Here are some records; copy every line that holds the word "content".

• RECORDED INFORMATION:
%%

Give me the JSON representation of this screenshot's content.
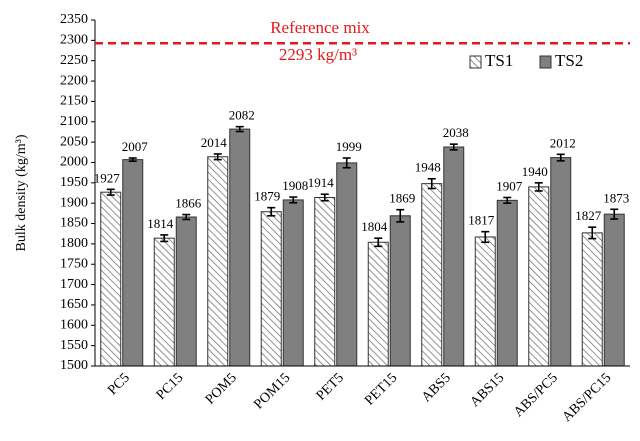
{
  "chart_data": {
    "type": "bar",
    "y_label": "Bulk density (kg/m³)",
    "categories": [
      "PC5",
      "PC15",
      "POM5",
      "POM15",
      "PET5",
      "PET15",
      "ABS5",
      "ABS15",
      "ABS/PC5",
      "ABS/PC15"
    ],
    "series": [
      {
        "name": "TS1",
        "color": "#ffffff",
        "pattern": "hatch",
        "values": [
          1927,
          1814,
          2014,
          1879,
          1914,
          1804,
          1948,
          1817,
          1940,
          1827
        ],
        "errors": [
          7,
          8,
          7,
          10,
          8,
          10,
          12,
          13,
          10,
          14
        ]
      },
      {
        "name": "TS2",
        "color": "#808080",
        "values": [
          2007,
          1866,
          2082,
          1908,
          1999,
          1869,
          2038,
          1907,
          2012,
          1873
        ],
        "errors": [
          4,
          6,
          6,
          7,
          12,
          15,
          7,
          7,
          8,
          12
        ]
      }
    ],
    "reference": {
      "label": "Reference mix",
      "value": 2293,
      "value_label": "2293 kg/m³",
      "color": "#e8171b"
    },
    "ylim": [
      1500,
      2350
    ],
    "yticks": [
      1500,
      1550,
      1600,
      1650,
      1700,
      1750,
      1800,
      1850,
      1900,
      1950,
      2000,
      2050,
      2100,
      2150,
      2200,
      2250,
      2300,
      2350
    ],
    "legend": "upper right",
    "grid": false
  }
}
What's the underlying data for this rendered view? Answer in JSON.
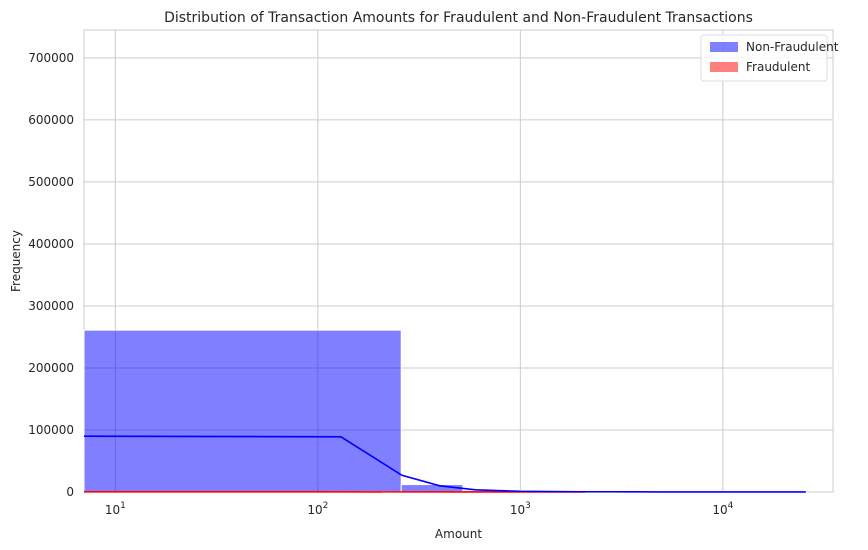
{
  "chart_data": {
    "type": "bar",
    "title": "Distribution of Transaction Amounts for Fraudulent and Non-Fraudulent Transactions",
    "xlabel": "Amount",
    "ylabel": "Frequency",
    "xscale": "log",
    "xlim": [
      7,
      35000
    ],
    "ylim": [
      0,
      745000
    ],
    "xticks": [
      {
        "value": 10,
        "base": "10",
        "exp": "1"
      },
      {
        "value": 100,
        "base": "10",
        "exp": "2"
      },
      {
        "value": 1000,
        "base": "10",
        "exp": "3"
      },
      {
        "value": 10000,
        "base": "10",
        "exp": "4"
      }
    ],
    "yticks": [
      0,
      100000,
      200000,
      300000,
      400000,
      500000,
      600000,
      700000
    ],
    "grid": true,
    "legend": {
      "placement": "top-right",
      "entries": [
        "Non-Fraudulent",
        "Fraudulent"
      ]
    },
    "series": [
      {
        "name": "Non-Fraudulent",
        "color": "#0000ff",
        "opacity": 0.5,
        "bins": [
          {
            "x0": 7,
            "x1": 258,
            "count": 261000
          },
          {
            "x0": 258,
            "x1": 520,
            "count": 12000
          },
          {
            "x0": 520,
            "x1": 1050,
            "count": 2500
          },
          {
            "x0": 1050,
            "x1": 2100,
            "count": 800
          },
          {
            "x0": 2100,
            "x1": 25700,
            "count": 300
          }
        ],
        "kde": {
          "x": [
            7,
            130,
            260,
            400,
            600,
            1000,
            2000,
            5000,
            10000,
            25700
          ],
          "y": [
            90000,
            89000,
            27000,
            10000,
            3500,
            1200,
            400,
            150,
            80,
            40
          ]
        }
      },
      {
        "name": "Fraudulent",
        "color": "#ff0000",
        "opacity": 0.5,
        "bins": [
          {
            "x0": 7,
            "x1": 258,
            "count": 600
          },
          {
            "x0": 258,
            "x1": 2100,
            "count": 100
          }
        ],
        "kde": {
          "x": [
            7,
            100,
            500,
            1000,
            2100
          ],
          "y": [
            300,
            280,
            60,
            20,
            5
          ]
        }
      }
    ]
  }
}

%%
%%

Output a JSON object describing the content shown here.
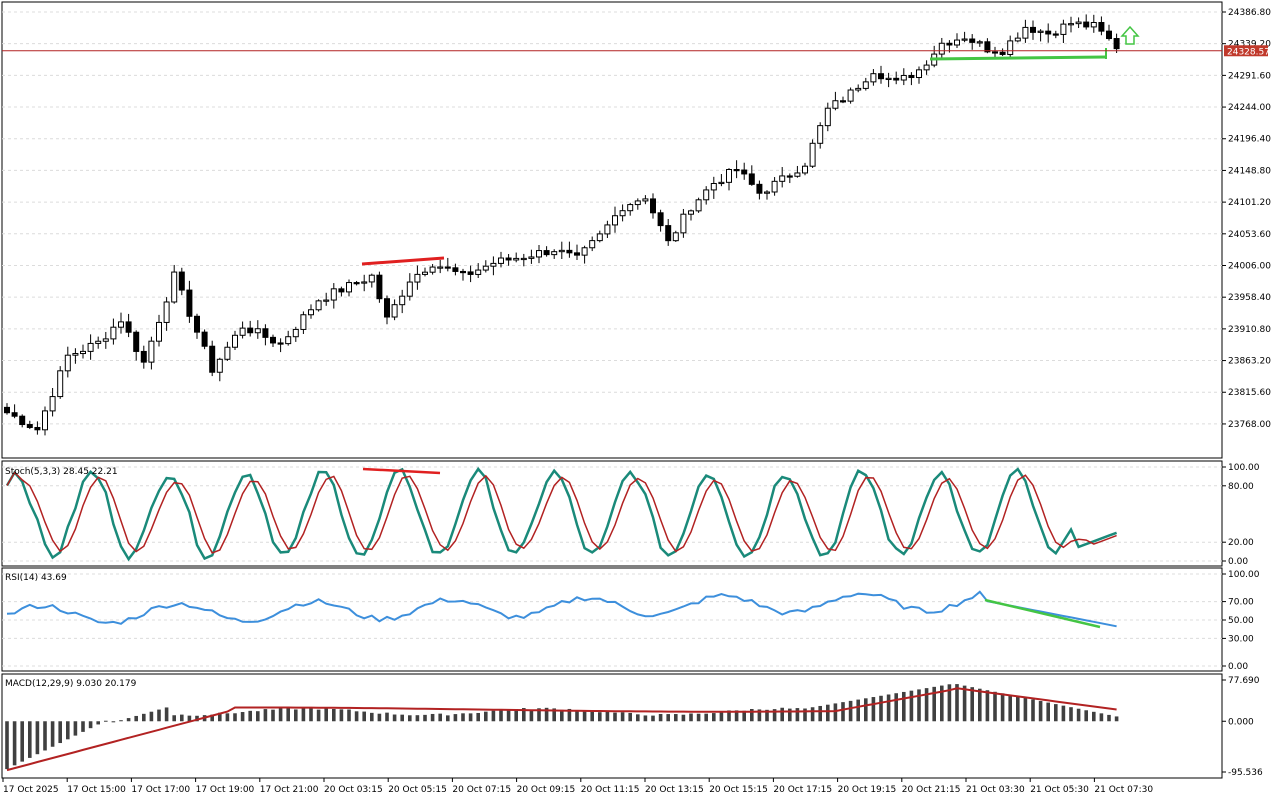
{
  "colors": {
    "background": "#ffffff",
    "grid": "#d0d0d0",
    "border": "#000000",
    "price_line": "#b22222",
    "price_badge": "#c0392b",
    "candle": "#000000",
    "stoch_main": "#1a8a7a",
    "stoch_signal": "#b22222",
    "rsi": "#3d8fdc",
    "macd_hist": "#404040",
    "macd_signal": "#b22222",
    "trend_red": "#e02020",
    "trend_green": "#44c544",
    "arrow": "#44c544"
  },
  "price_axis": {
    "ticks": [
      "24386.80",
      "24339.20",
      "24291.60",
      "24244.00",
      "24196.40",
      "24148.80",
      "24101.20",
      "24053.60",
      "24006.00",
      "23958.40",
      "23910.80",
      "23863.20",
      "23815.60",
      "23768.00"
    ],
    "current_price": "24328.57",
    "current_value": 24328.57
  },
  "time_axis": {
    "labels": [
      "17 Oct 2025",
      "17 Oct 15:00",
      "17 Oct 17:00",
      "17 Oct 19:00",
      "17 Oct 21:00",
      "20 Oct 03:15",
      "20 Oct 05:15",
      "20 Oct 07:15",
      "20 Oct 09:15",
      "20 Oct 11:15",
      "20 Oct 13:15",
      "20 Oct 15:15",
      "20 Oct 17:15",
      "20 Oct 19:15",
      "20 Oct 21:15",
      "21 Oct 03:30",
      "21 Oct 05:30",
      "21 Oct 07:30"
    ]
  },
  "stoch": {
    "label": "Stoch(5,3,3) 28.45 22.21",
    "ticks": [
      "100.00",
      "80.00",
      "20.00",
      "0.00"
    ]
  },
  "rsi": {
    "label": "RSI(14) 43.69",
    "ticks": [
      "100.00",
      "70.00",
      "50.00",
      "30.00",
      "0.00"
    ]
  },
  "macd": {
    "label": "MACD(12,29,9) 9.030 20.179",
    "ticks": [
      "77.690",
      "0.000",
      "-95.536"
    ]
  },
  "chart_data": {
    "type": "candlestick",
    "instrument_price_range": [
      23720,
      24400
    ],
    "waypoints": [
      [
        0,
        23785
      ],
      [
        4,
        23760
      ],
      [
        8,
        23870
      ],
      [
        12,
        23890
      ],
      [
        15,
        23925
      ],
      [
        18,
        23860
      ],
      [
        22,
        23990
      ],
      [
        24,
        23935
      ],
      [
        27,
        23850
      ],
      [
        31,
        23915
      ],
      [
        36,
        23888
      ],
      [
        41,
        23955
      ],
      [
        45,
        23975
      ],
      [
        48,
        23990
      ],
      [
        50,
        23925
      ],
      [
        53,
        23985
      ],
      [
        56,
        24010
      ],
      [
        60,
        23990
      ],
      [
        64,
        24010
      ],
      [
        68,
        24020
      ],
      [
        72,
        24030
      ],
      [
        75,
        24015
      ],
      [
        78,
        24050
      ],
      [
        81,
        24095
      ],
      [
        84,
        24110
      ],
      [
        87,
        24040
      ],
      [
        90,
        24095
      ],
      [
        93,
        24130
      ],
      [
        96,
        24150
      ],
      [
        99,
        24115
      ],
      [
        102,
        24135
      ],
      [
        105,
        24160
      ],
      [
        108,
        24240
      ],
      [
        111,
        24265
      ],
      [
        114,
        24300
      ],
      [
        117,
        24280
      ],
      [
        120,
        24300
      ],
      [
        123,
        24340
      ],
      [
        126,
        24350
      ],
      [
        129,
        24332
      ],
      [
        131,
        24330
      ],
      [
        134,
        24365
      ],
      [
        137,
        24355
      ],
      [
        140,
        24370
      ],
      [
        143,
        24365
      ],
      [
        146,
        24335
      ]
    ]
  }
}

%%

• RESPONSE:
Give me the JSON representation of this screenshot's content.
Output a JSON object describing the content shown here.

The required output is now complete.